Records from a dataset
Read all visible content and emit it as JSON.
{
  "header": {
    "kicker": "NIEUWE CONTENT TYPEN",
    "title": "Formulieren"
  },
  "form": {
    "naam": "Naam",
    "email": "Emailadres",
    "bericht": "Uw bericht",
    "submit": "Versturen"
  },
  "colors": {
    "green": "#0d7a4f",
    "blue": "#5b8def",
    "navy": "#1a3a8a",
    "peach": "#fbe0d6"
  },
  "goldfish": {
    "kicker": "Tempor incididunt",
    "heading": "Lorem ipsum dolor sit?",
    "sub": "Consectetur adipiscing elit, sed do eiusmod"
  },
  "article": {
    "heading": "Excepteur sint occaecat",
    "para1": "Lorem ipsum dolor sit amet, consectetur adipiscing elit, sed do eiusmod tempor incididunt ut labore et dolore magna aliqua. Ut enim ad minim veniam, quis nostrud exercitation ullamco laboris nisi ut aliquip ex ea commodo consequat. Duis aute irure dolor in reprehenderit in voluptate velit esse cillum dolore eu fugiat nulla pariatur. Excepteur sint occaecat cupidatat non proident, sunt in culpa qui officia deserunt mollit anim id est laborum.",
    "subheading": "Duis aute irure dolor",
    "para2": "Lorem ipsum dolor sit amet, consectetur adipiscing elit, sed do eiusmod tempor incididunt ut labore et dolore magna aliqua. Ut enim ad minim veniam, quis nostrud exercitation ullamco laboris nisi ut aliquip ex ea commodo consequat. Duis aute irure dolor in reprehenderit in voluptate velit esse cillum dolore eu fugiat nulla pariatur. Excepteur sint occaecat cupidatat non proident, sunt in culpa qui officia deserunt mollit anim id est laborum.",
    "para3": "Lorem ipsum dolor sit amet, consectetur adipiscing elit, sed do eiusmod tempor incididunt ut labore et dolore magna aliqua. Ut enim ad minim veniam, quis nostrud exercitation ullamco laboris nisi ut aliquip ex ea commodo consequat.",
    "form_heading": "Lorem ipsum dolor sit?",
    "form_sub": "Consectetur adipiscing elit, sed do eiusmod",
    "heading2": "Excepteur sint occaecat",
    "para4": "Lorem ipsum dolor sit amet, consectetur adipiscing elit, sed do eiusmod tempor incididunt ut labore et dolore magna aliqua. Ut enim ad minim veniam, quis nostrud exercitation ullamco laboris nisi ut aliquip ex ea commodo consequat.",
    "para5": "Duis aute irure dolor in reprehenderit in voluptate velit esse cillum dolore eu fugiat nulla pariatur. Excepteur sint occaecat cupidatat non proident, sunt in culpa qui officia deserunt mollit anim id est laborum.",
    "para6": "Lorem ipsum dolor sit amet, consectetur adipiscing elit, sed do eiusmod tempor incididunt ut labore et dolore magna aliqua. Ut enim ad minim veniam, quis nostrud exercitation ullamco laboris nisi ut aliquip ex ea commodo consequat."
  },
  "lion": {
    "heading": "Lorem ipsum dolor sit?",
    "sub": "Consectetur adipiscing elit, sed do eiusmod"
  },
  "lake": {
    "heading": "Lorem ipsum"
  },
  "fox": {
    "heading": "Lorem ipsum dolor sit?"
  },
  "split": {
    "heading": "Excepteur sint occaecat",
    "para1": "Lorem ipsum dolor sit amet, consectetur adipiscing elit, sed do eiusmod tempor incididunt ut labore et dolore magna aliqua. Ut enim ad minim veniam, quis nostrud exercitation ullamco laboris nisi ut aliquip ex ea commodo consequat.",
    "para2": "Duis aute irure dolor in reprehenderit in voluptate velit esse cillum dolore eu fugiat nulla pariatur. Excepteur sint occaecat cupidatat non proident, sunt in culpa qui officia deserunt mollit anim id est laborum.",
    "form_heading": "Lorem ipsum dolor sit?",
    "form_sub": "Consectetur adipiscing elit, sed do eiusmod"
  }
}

## Task to carry out
Copy each line that contains the word "kicker".

## Finished exercise
    "kicker": "NIEUWE CONTENT TYPEN",
    "kicker": "Tempor incididunt",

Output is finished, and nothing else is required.